Recorded data:
.....

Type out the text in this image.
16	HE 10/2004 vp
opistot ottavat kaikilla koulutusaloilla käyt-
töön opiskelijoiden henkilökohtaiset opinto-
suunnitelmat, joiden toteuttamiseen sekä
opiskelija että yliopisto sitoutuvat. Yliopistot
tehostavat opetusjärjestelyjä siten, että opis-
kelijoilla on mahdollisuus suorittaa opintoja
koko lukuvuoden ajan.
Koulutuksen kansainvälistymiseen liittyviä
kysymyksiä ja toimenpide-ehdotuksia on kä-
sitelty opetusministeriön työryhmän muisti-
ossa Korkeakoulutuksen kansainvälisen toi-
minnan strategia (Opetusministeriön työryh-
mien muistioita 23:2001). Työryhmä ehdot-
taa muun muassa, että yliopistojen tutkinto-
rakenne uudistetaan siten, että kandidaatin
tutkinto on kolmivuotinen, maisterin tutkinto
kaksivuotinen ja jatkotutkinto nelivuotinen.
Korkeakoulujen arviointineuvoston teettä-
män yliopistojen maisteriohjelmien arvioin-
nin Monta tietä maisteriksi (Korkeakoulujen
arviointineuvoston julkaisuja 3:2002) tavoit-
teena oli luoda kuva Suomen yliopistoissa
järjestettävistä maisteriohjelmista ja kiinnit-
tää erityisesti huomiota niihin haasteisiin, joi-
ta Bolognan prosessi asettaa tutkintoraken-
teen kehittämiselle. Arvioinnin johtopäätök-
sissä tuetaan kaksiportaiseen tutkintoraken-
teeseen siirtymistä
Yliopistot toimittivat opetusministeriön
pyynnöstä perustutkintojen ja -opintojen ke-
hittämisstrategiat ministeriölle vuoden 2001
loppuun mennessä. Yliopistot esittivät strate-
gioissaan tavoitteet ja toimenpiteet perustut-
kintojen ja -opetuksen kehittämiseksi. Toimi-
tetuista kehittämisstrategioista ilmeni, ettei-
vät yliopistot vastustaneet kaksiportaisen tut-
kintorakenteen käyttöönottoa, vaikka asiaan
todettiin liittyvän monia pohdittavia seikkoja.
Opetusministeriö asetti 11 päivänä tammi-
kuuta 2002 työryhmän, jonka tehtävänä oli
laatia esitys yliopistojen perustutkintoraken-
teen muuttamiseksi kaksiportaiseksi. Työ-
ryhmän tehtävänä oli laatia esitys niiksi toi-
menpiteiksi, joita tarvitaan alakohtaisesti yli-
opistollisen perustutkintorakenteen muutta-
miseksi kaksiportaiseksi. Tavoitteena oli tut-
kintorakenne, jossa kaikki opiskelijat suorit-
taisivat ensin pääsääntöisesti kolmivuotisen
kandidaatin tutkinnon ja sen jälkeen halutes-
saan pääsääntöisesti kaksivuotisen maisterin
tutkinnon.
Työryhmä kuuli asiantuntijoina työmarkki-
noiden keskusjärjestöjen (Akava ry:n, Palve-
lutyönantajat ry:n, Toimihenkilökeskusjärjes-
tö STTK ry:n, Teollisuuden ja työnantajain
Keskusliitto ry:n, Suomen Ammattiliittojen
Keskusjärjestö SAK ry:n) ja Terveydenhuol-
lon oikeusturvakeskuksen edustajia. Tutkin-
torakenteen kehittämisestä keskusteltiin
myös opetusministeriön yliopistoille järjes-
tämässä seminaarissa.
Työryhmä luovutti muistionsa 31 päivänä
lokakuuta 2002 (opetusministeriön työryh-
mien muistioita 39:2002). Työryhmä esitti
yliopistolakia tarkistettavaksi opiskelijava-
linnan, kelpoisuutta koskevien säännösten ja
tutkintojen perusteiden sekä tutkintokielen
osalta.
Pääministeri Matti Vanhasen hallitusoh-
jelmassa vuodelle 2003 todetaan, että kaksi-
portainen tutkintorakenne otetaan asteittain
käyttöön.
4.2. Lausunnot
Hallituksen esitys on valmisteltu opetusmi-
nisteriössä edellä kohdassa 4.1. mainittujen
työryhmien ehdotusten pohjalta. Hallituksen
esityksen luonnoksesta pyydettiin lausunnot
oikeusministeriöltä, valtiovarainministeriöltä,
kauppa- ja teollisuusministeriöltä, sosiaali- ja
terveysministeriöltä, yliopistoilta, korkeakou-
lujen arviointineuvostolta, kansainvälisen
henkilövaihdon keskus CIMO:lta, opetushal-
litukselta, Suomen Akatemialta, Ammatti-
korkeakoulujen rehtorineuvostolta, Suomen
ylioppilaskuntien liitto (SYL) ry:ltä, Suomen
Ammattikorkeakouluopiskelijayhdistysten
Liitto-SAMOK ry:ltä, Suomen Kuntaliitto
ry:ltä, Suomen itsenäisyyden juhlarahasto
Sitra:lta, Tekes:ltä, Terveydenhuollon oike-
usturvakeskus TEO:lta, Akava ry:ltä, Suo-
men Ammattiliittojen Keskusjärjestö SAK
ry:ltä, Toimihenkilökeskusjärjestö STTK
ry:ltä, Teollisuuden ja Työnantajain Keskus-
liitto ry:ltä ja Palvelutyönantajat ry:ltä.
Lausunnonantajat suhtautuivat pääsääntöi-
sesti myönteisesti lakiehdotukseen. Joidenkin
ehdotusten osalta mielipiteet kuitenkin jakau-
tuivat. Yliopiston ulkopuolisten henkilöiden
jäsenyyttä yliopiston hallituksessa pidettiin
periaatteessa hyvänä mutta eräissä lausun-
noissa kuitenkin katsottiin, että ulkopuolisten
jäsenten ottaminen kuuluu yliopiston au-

.....

Task to carry out = Using the data above, output each line exactly.

Result of this exercise =
Type out the text in this image.
16	HE 10/2004 vp
opistot ottavat kaikilla koulutusaloilla käyt-
töön opiskelijoiden henkilökohtaiset opinto-
suunnitelmat, joiden toteuttamiseen sekä
opiskelija että yliopisto sitoutuvat. Yliopistot
tehostavat opetusjärjestelyjä siten, että opis-
kelijoilla on mahdollisuus suorittaa opintoja
koko lukuvuoden ajan.
Koulutuksen kansainvälistymiseen liittyviä
kysymyksiä ja toimenpide-ehdotuksia on kä-
sitelty opetusministeriön työryhmän muisti-
ossa Korkeakoulutuksen kansainvälisen toi-
minnan strategia (Opetusministeriön työryh-
mien muistioita 23:2001). Työryhmä ehdot-
taa muun muassa, että yliopistojen tutkinto-
rakenne uudistetaan siten, että kandidaatin
tutkinto on kolmivuotinen, maisterin tutkinto
kaksivuotinen ja jatkotutkinto nelivuotinen.
Korkeakoulujen arviointineuvoston teettä-
män yliopistojen maisteriohjelmien arvioin-
nin Monta tietä maisteriksi (Korkeakoulujen
arviointineuvoston julkaisuja 3:2002) tavoit-
teena oli luoda kuva Suomen yliopistoissa
järjestettävistä maisteriohjelmista ja kiinnit-
tää erityisesti huomiota niihin haasteisiin, joi-
ta Bolognan prosessi asettaa tutkintoraken-
teen kehittämiselle. Arvioinnin johtopäätök-
sissä tuetaan kaksiportaiseen tutkintoraken-
teeseen siirtymistä
Yliopistot toimittivat opetusministeriön
pyynnöstä perustutkintojen ja -opintojen ke-
hittämisstrategiat ministeriölle vuoden 2001
loppuun mennessä. Yliopistot esittivät strate-
gioissaan tavoitteet ja toimenpiteet perustut-
kintojen ja -opetuksen kehittämiseksi. Toimi-
tetuista kehittämisstrategioista ilmeni, ettei-
vät yliopistot vastustaneet kaksiportaisen tut-
kintorakenteen käyttöönottoa, vaikka asiaan
todettiin liittyvän monia pohdittavia seikkoja.
Opetusministeriö asetti 11 päivänä tammi-
kuuta 2002 työryhmän, jonka tehtävänä oli
laatia esitys yliopistojen perustutkintoraken-
teen muuttamiseksi kaksiportaiseksi. Työ-
ryhmän tehtävänä oli laatia esitys niiksi toi-
menpiteiksi, joita tarvitaan alakohtaisesti yli-
opistollisen perustutkintorakenteen muutta-
miseksi kaksiportaiseksi. Tavoitteena oli tut-
kintorakenne, jossa kaikki opiskelijat suorit-
taisivat ensin pääsääntöisesti kolmivuotisen
kandidaatin tutkinnon ja sen jälkeen halutes-
saan pääsääntöisesti kaksivuotisen maisterin
tutkinnon.
Työryhmä kuuli asiantuntijoina työmarkki-
noiden keskusjärjestöjen (Akava ry:n, Palve-
lutyönantajat ry:n, Toimihenkilökeskusjärjes-
tö STTK ry:n, Teollisuuden ja työnantajain
Keskusliitto ry:n, Suomen Ammattiliittojen
Keskusjärjestö SAK ry:n) ja Terveydenhuol-
lon oikeusturvakeskuksen edustajia. Tutkin-
torakenteen kehittämisestä keskusteltiin
myös opetusministeriön yliopistoille järjes-
tämässä seminaarissa.
Työryhmä luovutti muistionsa 31 päivänä
lokakuuta 2002 (opetusministeriön työryh-
mien muistioita 39:2002). Työryhmä esitti
yliopistolakia tarkistettavaksi opiskelijava-
linnan, kelpoisuutta koskevien säännösten ja
tutkintojen perusteiden sekä tutkintokielen
osalta.
Pääministeri Matti Vanhasen hallitusoh-
jelmassa vuodelle 2003 todetaan, että kaksi-
portainen tutkintorakenne otetaan asteittain
käyttöön.
4.2. Lausunnot
Hallituksen esitys on valmisteltu opetusmi-
nisteriössä edellä kohdassa 4.1. mainittujen
työryhmien ehdotusten pohjalta. Hallituksen
esityksen luonnoksesta pyydettiin lausunnot
oikeusministeriöltä, valtiovarainministeriöltä,
kauppa- ja teollisuusministeriöltä, sosiaali- ja
terveysministeriöltä, yliopistoilta, korkeakou-
lujen arviointineuvostolta, kansainvälisen
henkilövaihdon keskus CIMO:lta, opetushal-
litukselta, Suomen Akatemialta, Ammatti-
korkeakoulujen rehtorineuvostolta, Suomen
ylioppilaskuntien liitto (SYL) ry:ltä, Suomen
Ammattikorkeakouluopiskelijayhdistysten
Liitto-SAMOK ry:ltä, Suomen Kuntaliitto
ry:ltä, Suomen itsenäisyyden juhlarahasto
Sitra:lta, Tekes:ltä, Terveydenhuollon oike-
usturvakeskus TEO:lta, Akava ry:ltä, Suo-
men Ammattiliittojen Keskusjärjestö SAK
ry:ltä, Toimihenkilökeskusjärjestö STTK
ry:ltä, Teollisuuden ja Työnantajain Keskus-
liitto ry:ltä ja Palvelutyönantajat ry:ltä.
Lausunnonantajat suhtautuivat pääsääntöi-
sesti myönteisesti lakiehdotukseen. Joidenkin
ehdotusten osalta mielipiteet kuitenkin jakau-
tuivat. Yliopiston ulkopuolisten henkilöiden
jäsenyyttä yliopiston hallituksessa pidettiin
periaatteessa hyvänä mutta eräissä lausun-
noissa kuitenkin katsottiin, että ulkopuolisten
jäsenten ottaminen kuuluu yliopiston au-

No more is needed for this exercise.